### Exercise instructions
Return the listing below word for word.

-- START Given records --

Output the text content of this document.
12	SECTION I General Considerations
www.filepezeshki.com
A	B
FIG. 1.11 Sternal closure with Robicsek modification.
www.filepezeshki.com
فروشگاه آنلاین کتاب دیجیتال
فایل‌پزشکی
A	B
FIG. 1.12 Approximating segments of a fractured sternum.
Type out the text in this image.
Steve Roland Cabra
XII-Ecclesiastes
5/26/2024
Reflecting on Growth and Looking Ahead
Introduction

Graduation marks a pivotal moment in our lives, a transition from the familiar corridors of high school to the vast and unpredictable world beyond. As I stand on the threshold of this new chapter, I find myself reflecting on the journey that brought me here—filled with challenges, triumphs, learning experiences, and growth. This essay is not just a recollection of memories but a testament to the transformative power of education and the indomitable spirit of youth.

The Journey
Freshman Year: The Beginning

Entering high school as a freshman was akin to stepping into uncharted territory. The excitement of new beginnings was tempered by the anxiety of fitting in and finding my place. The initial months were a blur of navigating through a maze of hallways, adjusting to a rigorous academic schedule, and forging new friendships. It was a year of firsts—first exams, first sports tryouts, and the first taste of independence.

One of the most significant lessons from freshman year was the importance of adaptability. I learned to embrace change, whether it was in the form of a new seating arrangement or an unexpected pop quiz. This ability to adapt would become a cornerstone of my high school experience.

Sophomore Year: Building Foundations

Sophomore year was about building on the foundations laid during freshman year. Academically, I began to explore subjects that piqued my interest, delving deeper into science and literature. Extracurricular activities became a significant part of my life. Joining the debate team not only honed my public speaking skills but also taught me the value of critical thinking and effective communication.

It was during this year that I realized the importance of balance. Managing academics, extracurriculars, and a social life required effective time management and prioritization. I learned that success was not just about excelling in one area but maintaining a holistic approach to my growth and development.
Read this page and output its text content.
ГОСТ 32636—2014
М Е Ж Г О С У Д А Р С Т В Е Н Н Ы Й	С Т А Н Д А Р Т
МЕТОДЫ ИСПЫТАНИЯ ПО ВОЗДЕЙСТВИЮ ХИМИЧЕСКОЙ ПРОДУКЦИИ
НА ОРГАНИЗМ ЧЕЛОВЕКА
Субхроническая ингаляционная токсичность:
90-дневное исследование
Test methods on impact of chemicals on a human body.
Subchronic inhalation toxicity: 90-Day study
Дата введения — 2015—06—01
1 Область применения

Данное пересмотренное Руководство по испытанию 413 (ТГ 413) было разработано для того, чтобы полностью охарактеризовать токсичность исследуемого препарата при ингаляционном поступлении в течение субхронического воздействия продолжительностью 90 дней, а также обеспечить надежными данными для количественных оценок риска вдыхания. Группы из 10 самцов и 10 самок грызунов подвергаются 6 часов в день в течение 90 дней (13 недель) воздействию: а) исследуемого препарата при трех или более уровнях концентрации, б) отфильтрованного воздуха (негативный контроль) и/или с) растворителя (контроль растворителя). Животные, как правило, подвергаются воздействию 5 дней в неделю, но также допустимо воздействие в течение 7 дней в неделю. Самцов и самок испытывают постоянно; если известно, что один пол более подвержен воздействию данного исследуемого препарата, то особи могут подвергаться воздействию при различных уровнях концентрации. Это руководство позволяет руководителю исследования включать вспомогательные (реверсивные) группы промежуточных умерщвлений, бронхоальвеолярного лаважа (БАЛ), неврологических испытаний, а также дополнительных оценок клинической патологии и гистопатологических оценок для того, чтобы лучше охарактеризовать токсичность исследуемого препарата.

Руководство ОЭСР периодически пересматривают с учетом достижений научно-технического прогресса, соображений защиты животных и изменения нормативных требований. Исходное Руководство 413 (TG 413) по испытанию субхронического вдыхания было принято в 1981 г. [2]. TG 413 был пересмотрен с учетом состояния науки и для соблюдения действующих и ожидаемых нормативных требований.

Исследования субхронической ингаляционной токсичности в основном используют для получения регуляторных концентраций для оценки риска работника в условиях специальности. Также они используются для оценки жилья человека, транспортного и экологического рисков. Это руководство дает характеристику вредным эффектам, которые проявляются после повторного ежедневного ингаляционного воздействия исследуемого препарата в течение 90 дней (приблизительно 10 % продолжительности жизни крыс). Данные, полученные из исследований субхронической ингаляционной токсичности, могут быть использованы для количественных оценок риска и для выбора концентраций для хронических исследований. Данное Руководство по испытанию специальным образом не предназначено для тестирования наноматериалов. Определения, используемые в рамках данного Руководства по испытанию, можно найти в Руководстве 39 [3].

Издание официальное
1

-- END Given records --

### Response below
Output the text content of this document.
12	SECTION I General Considerations
www.filepezeshki.com
A	B
FIG. 1.11 Sternal closure with Robicsek modification.
www.filepezeshki.com
فروشگاه آنلاین کتاب دیجیتال
فایل‌پزشکی
A	B
FIG. 1.12 Approximating segments of a fractured sternum.
Type out the text in this image.
Steve Roland Cabra
XII-Ecclesiastes
5/26/2024
Reflecting on Growth and Looking Ahead
Introduction

Graduation marks a pivotal moment in our lives, a transition from the familiar corridors of high school to the vast and unpredictable world beyond. As I stand on the threshold of this new chapter, I find myself reflecting on the journey that brought me here—filled with challenges, triumphs, learning experiences, and growth. This essay is not just a recollection of memories but a testament to the transformative power of education and the indomitable spirit of youth.

The Journey
Freshman Year: The Beginning

Entering high school as a freshman was akin to stepping into uncharted territory. The excitement of new beginnings was tempered by the anxiety of fitting in and finding my place. The initial months were a blur of navigating through a maze of hallways, adjusting to a rigorous academic schedule, and forging new friendships. It was a year of firsts—first exams, first sports tryouts, and the first taste of independence.

One of the most significant lessons from freshman year was the importance of adaptability. I learned to embrace change, whether it was in the form of a new seating arrangement or an unexpected pop quiz. This ability to adapt would become a cornerstone of my high school experience.

Sophomore Year: Building Foundations

Sophomore year was about building on the foundations laid during freshman year. Academically, I began to explore subjects that piqued my interest, delving deeper into science and literature. Extracurricular activities became a significant part of my life. Joining the debate team not only honed my public speaking skills but also taught me the value of critical thinking and effective communication.

It was during this year that I realized the importance of balance. Managing academics, extracurriculars, and a social life required effective time management and prioritization. I learned that success was not just about excelling in one area but maintaining a holistic approach to my growth and development.
Read this page and output its text content.
ГОСТ 32636—2014
М Е Ж Г О С У Д А Р С Т В Е Н Н Ы Й	С Т А Н Д А Р Т
МЕТОДЫ ИСПЫТАНИЯ ПО ВОЗДЕЙСТВИЮ ХИМИЧЕСКОЙ ПРОДУКЦИИ
НА ОРГАНИЗМ ЧЕЛОВЕКА
Субхроническая ингаляционная токсичность:
90-дневное исследование
Test methods on impact of chemicals on a human body.
Subchronic inhalation toxicity: 90-Day study
Дата введения — 2015—06—01
1 Область применения

Данное пересмотренное Руководство по испытанию 413 (ТГ 413) было разработано для того, чтобы полностью охарактеризовать токсичность исследуемого препарата при ингаляционном поступлении в течение субхронического воздействия продолжительностью 90 дней, а также обеспечить надежными данными для количественных оценок риска вдыхания. Группы из 10 самцов и 10 самок грызунов подвергаются 6 часов в день в течение 90 дней (13 недель) воздействию: а) исследуемого препарата при трех или более уровнях концентрации, б) отфильтрованного воздуха (негативный контроль) и/или с) растворителя (контроль растворителя). Животные, как правило, подвергаются воздействию 5 дней в неделю, но также допустимо воздействие в течение 7 дней в неделю. Самцов и самок испытывают постоянно; если известно, что один пол более подвержен воздействию данного исследуемого препарата, то особи могут подвергаться воздействию при различных уровнях концентрации. Это руководство позволяет руководителю исследования включать вспомогательные (реверсивные) группы промежуточных умерщвлений, бронхоальвеолярного лаважа (БАЛ), неврологических испытаний, а также дополнительных оценок клинической патологии и гистопатологических оценок для того, чтобы лучше охарактеризовать токсичность исследуемого препарата.

Руководство ОЭСР периодически пересматривают с учетом достижений научно-технического прогресса, соображений защиты животных и изменения нормативных требований. Исходное Руководство 413 (TG 413) по испытанию субхронического вдыхания было принято в 1981 г. [2]. TG 413 был пересмотрен с учетом состояния науки и для соблюдения действующих и ожидаемых нормативных требований.

Исследования субхронической ингаляционной токсичности в основном используют для получения регуляторных концентраций для оценки риска работника в условиях специальности. Также они используются для оценки жилья человека, транспортного и экологического рисков. Это руководство дает характеристику вредным эффектам, которые проявляются после повторного ежедневного ингаляционного воздействия исследуемого препарата в течение 90 дней (приблизительно 10 % продолжительности жизни крыс). Данные, полученные из исследований субхронической ингаляционной токсичности, могут быть использованы для количественных оценок риска и для выбора концентраций для хронических исследований. Данное Руководство по испытанию специальным образом не предназначено для тестирования наноматериалов. Определения, используемые в рамках данного Руководства по испытанию, можно найти в Руководстве 39 [3].

Издание официальное
1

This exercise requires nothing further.